**What needs to be done**: Look below for the line that contains "What text is on this page?", then copy it and each following line to the end of the records, minus any pictures.

--- START OF The input ---

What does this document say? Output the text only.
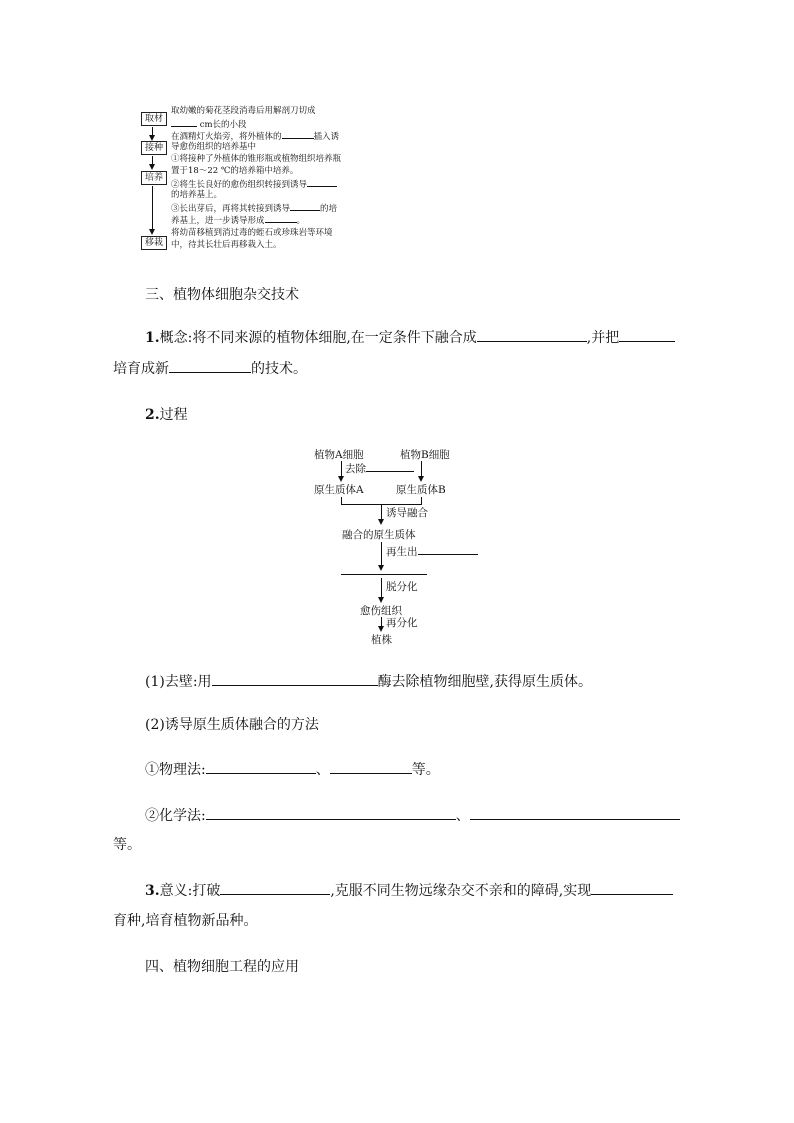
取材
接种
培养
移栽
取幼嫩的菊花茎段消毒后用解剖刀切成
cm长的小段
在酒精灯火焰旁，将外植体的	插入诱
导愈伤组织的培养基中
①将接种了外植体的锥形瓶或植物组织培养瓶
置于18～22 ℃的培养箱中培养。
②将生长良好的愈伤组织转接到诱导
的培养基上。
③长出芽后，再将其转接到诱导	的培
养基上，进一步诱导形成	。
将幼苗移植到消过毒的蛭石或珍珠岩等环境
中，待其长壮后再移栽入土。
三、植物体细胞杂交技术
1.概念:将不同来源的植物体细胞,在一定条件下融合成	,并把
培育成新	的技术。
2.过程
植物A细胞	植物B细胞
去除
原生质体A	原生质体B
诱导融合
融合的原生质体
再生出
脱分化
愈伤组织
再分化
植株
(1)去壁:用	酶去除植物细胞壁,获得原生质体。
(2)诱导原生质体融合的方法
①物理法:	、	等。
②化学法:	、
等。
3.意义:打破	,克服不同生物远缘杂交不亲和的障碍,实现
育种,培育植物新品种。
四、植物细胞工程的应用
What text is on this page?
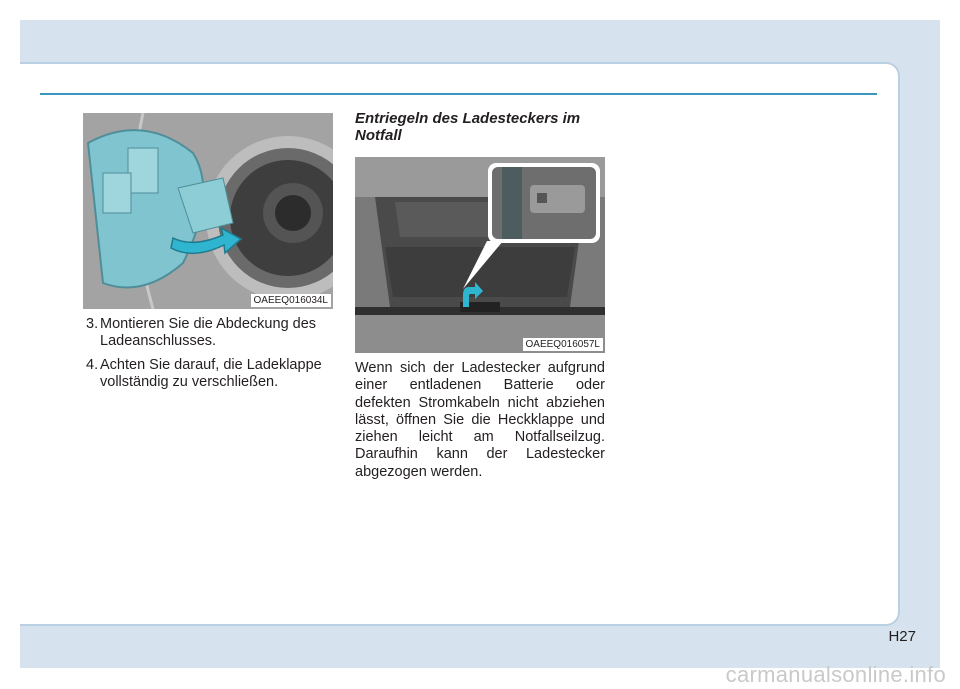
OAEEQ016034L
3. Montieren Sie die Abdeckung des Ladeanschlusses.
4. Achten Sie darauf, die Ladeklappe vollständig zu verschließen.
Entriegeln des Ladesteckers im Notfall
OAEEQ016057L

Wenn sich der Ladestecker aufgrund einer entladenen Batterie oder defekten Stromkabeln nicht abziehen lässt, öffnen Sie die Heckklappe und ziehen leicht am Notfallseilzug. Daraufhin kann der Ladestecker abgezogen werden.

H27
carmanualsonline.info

--- END OF The input ---

**Result of this exercise**:
What text is on this page?
OAEEQ016034L
3. Montieren Sie die Abdeckung des Ladeanschlusses.
4. Achten Sie darauf, die Ladeklappe vollständig zu verschließen.
Entriegeln des Ladesteckers im Notfall
OAEEQ016057L

Wenn sich der Ladestecker aufgrund einer entladenen Batterie oder defekten Stromkabeln nicht abziehen lässt, öffnen Sie die Heckklappe und ziehen leicht am Notfallseilzug. Daraufhin kann der Ladestecker abgezogen werden.

H27
carmanualsonline.info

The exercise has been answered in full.